**Your task:** Write the entries out again exactly as they stand, but without the pictures.

☆ ☆ ☆ ☆

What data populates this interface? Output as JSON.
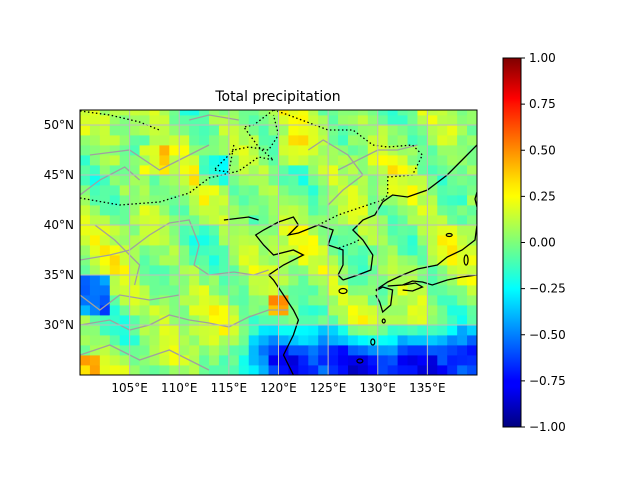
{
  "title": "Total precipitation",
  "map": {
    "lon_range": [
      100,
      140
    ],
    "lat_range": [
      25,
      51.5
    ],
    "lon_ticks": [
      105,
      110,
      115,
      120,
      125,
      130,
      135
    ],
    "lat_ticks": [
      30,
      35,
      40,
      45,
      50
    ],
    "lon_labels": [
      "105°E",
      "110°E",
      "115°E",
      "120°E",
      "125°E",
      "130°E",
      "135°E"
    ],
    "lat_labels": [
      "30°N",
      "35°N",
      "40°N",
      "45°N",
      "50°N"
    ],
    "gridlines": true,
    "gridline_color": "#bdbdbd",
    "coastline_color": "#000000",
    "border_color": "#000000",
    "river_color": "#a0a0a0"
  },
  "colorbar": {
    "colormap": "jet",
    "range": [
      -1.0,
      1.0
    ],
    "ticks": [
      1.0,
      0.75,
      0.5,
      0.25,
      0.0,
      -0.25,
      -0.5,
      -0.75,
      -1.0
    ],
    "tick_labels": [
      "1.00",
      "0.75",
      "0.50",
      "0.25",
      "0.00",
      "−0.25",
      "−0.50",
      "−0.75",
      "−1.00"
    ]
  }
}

☆ ☆ ☆ ☆

**The result:**
What data populates this interface? Output as JSON.
{
  "title": "Total precipitation",
  "map": {
    "lon_range": [
      100,
      140
    ],
    "lat_range": [
      25,
      51.5
    ],
    "lon_ticks": [
      105,
      110,
      115,
      120,
      125,
      130,
      135
    ],
    "lat_ticks": [
      30,
      35,
      40,
      45,
      50
    ],
    "lon_labels": [
      "105°E",
      "110°E",
      "115°E",
      "120°E",
      "125°E",
      "130°E",
      "135°E"
    ],
    "lat_labels": [
      "30°N",
      "35°N",
      "40°N",
      "45°N",
      "50°N"
    ],
    "gridlines": true,
    "gridline_color": "#bdbdbd",
    "coastline_color": "#000000",
    "border_color": "#000000",
    "river_color": "#a0a0a0"
  },
  "colorbar": {
    "colormap": "jet",
    "range": [
      -1.0,
      1.0
    ],
    "ticks": [
      1.0,
      0.75,
      0.5,
      0.25,
      0.0,
      -0.25,
      -0.5,
      -0.75,
      -1.0
    ],
    "tick_labels": [
      "1.00",
      "0.75",
      "0.50",
      "0.25",
      "0.00",
      "−0.25",
      "−0.50",
      "−0.75",
      "−1.00"
    ]
  }
}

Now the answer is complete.